Request: Below are the records; pull every line that includes "image".

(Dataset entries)
□ □ □ □ □ □ □

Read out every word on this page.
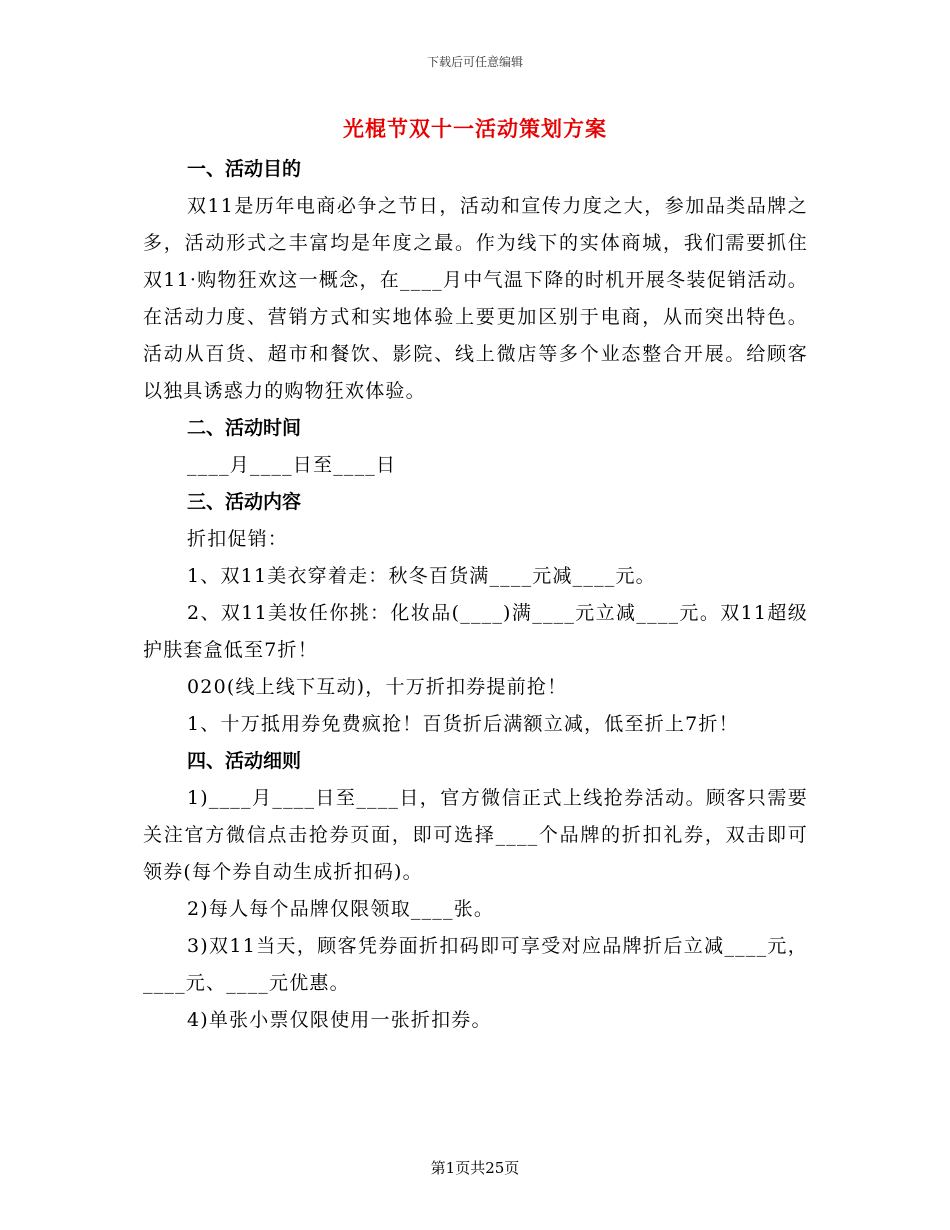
下载后可任意编辑
光棍节双十一活动策划方案

一、活动目的

双11是历年电商必争之节日，活动和宣传力度之大，参加品类品牌之多，活动形式之丰富均是年度之最。作为线下的实体商城，我们需要抓住双11·购物狂欢这一概念，在____月中气温下降的时机开展冬装促销活动。在活动力度、营销方式和实地体验上要更加区别于电商，从而突出特色。活动从百货、超市和餐饮、影院、线上微店等多个业态整合开展。给顾客以独具诱惑力的购物狂欢体验。

二、活动时间

____月____日至____日

三、活动内容

折扣促销：

1、双11美衣穿着走：秋冬百货满____元减____元。

2、双11美妆任你挑：化妆品(____)满____元立减____元。双11超级护肤套盒低至7折！

020(线上线下互动)，十万折扣券提前抢！

1、十万抵用券免费疯抢！百货折后满额立减，低至折上7折！

四、活动细则

1)____月____日至____日，官方微信正式上线抢券活动。顾客只需要关注官方微信点击抢券页面，即可选择____个品牌的折扣礼券，双击即可领券(每个券自动生成折扣码)。

2)每人每个品牌仅限领取____张。

3)双11当天，顾客凭券面折扣码即可享受对应品牌折后立减____元，____元、____元优惠。

4)单张小票仅限使用一张折扣券。

第1页共25页
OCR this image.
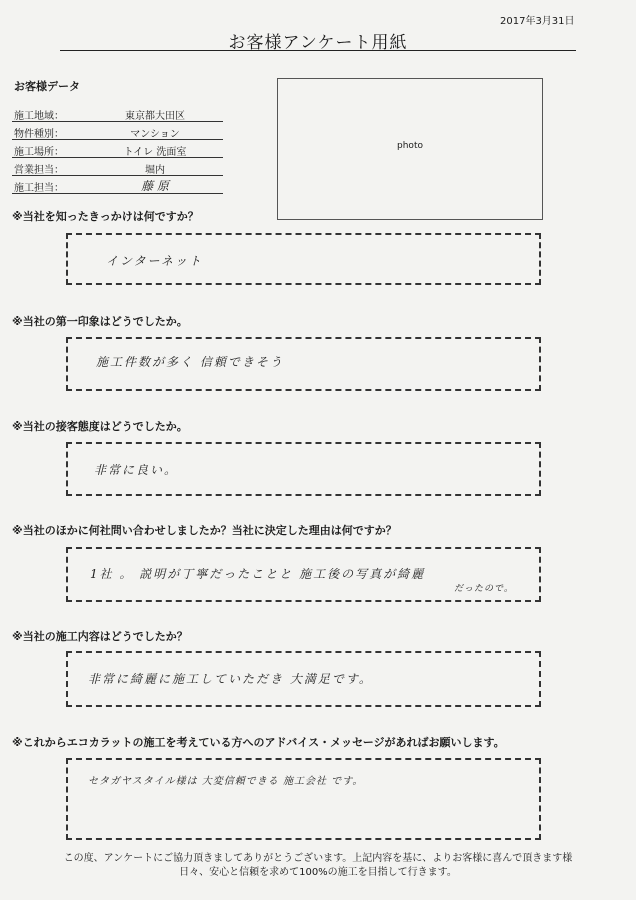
2017年3月31日
お客様アンケート用紙
お客様データ
施工地域：	東京都大田区
物件種別：	マンション
施工場所：	トイレ 洗面室
営業担当：	堀内
施工担当：	藤 原
photo
※当社を知ったきっかけは何ですか？
インターネット
※当社の第一印象はどうでしたか。
施工件数が多く 信頼できそう
※当社の接客態度はどうでしたか。
非常に良い。
※当社のほかに何社問い合わせしましたか？当社に決定した理由は何ですか？
1社 。 説明が丁寧だったことと 施工後の写真が綺麗
だったので。
※当社の施工内容はどうでしたか？
非常に綺麗に施工していただき 大満足です。
※これからエコカラットの施工を考えている方へのアドバイス・メッセージがあればお願いします。
セタガヤスタイル様は 大変信頼できる 施工会社 です。
この度、アンケートにご協力頂きましてありがとうございます。上記内容を基に、よりお客様に喜んで頂きます様
日々、安心と信頼を求めて100%の施工を目指して行きます。
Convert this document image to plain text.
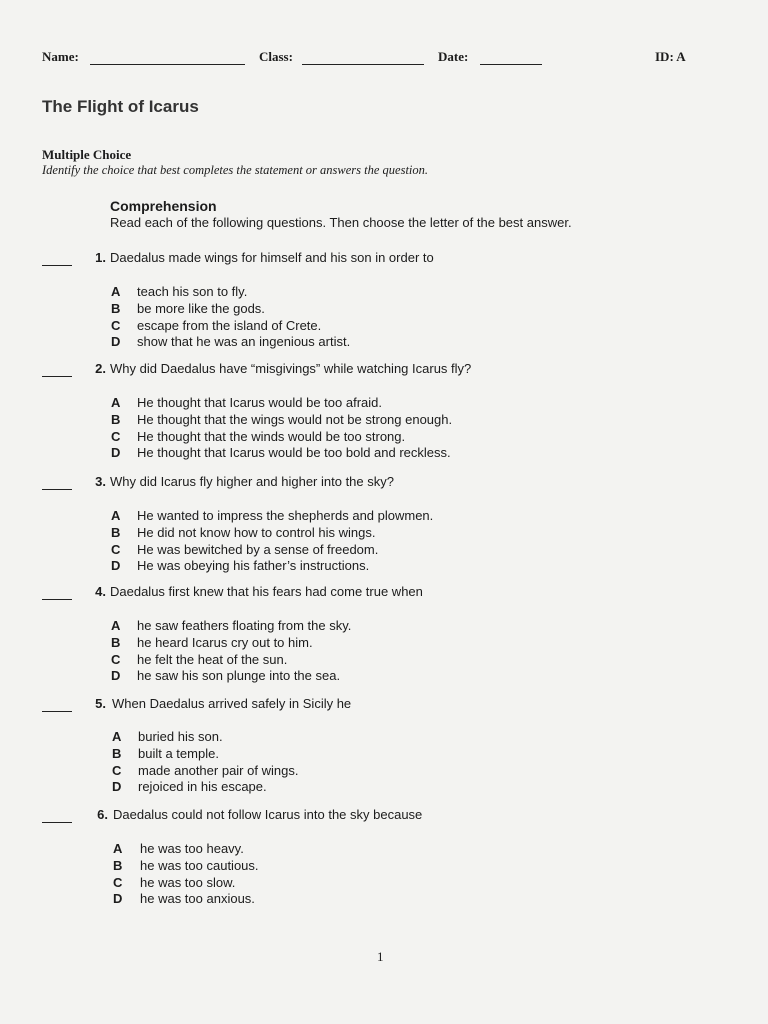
Name:	Class:	Date:	ID: A
The Flight of Icarus
Multiple Choice
Identify the choice that best completes the statement or answers the question.
Comprehension
Read each of the following questions. Then choose the letter of the best answer.
1. Daedalus made wings for himself and his son in order to
A teach his son to fly.
B be more like the gods.
C escape from the island of Crete.
D show that he was an ingenious artist.
2. Why did Daedalus have “misgivings” while watching Icarus fly?
A He thought that Icarus would be too afraid.
B He thought that the wings would not be strong enough.
C He thought that the winds would be too strong.
D He thought that Icarus would be too bold and reckless.
3. Why did Icarus fly higher and higher into the sky?
A He wanted to impress the shepherds and plowmen.
B He did not know how to control his wings.
C He was bewitched by a sense of freedom.
D He was obeying his father’s instructions.
4. Daedalus first knew that his fears had come true when
A he saw feathers floating from the sky.
B he heard Icarus cry out to him.
C he felt the heat of the sun.
D he saw his son plunge into the sea.
5. When Daedalus arrived safely in Sicily he
A buried his son.
B built a temple.
C made another pair of wings.
D rejoiced in his escape.
6. Daedalus could not follow Icarus into the sky because
A he was too heavy.
B he was too cautious.
C he was too slow.
D he was too anxious.
1
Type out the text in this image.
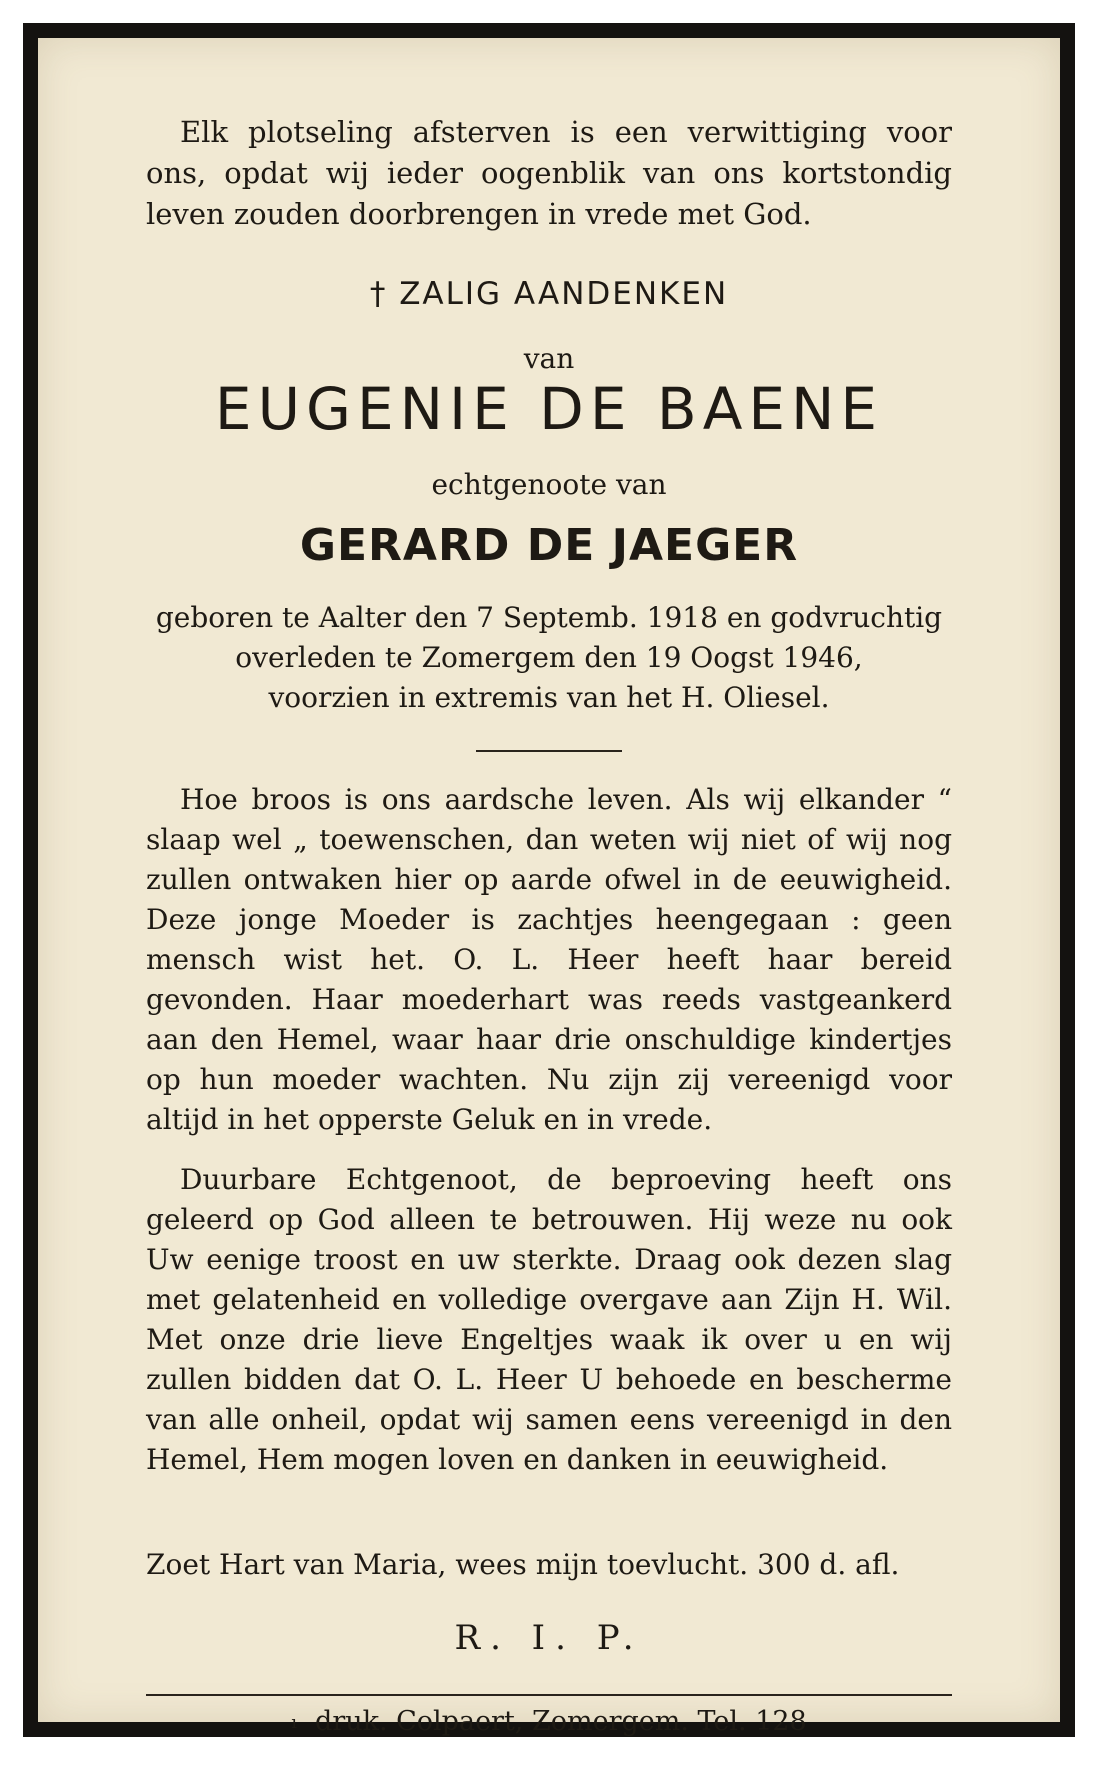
Elk plotseling afsterven is een verwittiging voor ons, opdat wij ieder oogenblik van ons kortstondig leven zouden doorbrengen in vrede met God.

† ZALIG AANDENKEN

van

EUGENIE DE BAENE

echtgenoote van

GERARD DE JAEGER
geboren te Aalter den 7 Septemb. 1918 en godvruchtig
overleden te Zomergem den 19 Oogst 1946,
voorzien in extremis van het H. Oliesel.

Hoe broos is ons aardsche leven. Als wij elkander “ slaap wel „ toewenschen, dan weten wij niet of wij nog zullen ontwaken hier op aarde ofwel in de eeuwigheid. Deze jonge Moeder is zachtjes heengegaan : geen mensch wist het. O. L. Heer heeft haar bereid gevonden. Haar moederhart was reeds vastgeankerd aan den Hemel, waar haar drie onschuldige kindertjes op hun moeder wachten. Nu zijn zij vereenigd voor altijd in het opperste Geluk en in vrede.

Duurbare Echtgenoot, de beproeving heeft ons geleerd op God alleen te betrouwen. Hij weze nu ook Uw eenige troost en uw sterkte. Draag ook dezen slag met gelatenheid en volledige overgave aan Zijn H. Wil. Met onze drie lieve Engeltjes waak ik over u en wij zullen bidden dat O. L. Heer U behoede en bescherme van alle onheil, opdat wij samen eens vereenigd in den Hemel, Hem mogen loven en danken in eeuwigheid.

Zoet Hart van Maria, wees mijn toevlucht. 300 d. afl.

R. I. P.

ı druk. Colpaert, Zomergem. Tel. 128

□ □ □ □ □ □ □

Solution to this task:
OCR this image.
Convert this document image to plain text.
Type out the text in this image.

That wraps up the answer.